- Saved entries:
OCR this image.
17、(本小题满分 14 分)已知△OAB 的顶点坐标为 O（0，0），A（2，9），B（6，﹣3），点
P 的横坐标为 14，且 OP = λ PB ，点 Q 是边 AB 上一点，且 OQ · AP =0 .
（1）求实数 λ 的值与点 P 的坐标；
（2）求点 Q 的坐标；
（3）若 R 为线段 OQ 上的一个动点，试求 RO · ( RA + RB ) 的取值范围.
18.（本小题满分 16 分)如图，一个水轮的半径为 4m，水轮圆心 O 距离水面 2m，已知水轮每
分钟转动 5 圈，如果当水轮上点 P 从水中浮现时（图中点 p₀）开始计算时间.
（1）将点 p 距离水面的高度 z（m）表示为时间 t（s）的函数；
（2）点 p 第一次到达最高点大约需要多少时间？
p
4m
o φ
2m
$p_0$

- TASK DETAILS: Reproduce the material above without altering a single character.

- CORRECT ANSWER:
OCR this image.
17、(本小题满分 14 分)已知△OAB 的顶点坐标为 O（0，0），A（2，9），B（6，﹣3），点
P 的横坐标为 14，且 OP = λ PB ，点 Q 是边 AB 上一点，且 OQ · AP =0 .
（1）求实数 λ 的值与点 P 的坐标；
（2）求点 Q 的坐标；
（3）若 R 为线段 OQ 上的一个动点，试求 RO · ( RA + RB ) 的取值范围.
18.（本小题满分 16 分)如图，一个水轮的半径为 4m，水轮圆心 O 距离水面 2m，已知水轮每
分钟转动 5 圈，如果当水轮上点 P 从水中浮现时（图中点 p₀）开始计算时间.
（1）将点 p 距离水面的高度 z（m）表示为时间 t（s）的函数；
（2）点 p 第一次到达最高点大约需要多少时间？
p
4m
o φ
2m
$p_0$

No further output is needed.